» TASK:
Collect every line in the records below that contains the word "this".

##### RAW RECORDS

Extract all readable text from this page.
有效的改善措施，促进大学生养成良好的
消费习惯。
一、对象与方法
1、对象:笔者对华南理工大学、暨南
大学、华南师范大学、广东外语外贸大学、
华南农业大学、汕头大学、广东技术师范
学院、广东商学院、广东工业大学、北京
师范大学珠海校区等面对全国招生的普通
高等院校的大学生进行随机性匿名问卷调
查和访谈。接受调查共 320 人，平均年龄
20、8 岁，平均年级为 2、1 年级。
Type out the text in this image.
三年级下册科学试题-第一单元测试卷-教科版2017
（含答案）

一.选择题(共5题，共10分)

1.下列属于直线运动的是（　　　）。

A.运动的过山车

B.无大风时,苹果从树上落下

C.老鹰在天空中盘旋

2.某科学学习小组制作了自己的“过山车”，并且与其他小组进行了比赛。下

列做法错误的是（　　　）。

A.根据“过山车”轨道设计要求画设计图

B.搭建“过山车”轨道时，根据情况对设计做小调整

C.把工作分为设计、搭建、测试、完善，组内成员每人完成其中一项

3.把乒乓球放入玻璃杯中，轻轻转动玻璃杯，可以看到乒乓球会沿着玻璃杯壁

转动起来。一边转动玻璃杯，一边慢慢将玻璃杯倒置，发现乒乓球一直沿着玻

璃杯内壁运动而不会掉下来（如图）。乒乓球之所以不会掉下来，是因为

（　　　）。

##########
##### RAW RECORDS

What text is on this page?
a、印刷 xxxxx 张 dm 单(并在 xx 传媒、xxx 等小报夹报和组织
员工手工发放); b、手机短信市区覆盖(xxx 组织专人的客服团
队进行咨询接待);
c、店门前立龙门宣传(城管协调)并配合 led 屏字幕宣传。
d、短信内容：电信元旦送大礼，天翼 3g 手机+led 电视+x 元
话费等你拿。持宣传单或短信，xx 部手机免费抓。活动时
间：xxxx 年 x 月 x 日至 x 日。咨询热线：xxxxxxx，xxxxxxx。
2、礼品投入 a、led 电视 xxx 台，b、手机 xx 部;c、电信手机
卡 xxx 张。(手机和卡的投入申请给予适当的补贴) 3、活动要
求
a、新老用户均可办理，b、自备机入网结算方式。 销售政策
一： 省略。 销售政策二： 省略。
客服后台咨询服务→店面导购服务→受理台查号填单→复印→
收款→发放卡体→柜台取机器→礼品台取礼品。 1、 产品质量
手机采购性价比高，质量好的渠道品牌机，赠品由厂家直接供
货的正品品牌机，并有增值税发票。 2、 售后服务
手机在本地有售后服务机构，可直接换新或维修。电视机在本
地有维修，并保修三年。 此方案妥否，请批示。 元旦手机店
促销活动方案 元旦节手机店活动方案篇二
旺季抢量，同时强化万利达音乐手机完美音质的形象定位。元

##########

» WRITTEN RESPONSE:
Extract all readable text from this page.
Type out the text in this image.
What text is on this page?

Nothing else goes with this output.